TASK PROMPT: Print the whole listing exactly.

DATA PROVIDED:
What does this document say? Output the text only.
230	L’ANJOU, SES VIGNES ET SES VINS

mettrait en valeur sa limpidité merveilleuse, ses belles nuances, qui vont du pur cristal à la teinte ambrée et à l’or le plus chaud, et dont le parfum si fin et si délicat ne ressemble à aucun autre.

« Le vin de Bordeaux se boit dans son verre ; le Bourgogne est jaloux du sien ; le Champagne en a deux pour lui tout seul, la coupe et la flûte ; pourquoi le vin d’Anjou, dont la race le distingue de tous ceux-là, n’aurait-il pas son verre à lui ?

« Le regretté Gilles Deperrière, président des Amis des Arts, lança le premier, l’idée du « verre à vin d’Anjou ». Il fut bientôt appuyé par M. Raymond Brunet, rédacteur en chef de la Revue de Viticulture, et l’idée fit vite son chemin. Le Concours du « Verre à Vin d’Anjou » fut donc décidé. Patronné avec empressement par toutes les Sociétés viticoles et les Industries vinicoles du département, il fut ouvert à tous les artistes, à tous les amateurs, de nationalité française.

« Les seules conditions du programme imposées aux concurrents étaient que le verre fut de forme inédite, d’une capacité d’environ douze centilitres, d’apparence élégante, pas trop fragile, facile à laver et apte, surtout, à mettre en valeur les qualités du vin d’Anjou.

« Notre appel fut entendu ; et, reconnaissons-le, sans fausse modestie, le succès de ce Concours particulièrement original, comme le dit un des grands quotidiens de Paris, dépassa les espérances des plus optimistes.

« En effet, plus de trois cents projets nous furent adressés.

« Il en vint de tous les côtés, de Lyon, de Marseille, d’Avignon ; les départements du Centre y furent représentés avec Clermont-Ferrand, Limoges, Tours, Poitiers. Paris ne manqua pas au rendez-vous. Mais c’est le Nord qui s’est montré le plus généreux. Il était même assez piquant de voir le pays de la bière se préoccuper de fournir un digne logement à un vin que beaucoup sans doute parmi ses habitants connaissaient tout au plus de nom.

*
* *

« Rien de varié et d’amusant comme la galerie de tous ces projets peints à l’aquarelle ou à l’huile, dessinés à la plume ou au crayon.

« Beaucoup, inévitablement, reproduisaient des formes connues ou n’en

RESULT FOR THIS TASK:
What does this document say? Output the text only.
230	L’ANJOU, SES VIGNES ET SES VINS

mettrait en valeur sa limpidité merveilleuse, ses belles nuances, qui vont du pur cristal à la teinte ambrée et à l’or le plus chaud, et dont le parfum si fin et si délicat ne ressemble à aucun autre.

« Le vin de Bordeaux se boit dans son verre ; le Bourgogne est jaloux du sien ; le Champagne en a deux pour lui tout seul, la coupe et la flûte ; pourquoi le vin d’Anjou, dont la race le distingue de tous ceux-là, n’aurait-il pas son verre à lui ?

« Le regretté Gilles Deperrière, président des Amis des Arts, lança le premier, l’idée du « verre à vin d’Anjou ». Il fut bientôt appuyé par M. Raymond Brunet, rédacteur en chef de la Revue de Viticulture, et l’idée fit vite son chemin. Le Concours du « Verre à Vin d’Anjou » fut donc décidé. Patronné avec empressement par toutes les Sociétés viticoles et les Industries vinicoles du département, il fut ouvert à tous les artistes, à tous les amateurs, de nationalité française.

« Les seules conditions du programme imposées aux concurrents étaient que le verre fut de forme inédite, d’une capacité d’environ douze centilitres, d’apparence élégante, pas trop fragile, facile à laver et apte, surtout, à mettre en valeur les qualités du vin d’Anjou.

« Notre appel fut entendu ; et, reconnaissons-le, sans fausse modestie, le succès de ce Concours particulièrement original, comme le dit un des grands quotidiens de Paris, dépassa les espérances des plus optimistes.

« En effet, plus de trois cents projets nous furent adressés.

« Il en vint de tous les côtés, de Lyon, de Marseille, d’Avignon ; les départements du Centre y furent représentés avec Clermont-Ferrand, Limoges, Tours, Poitiers. Paris ne manqua pas au rendez-vous. Mais c’est le Nord qui s’est montré le plus généreux. Il était même assez piquant de voir le pays de la bière se préoccuper de fournir un digne logement à un vin que beaucoup sans doute parmi ses habitants connaissaient tout au plus de nom.

*
* *

« Rien de varié et d’amusant comme la galerie de tous ces projets peints à l’aquarelle ou à l’huile, dessinés à la plume ou au crayon.

« Beaucoup, inévitablement, reproduisaient des formes connues ou n’en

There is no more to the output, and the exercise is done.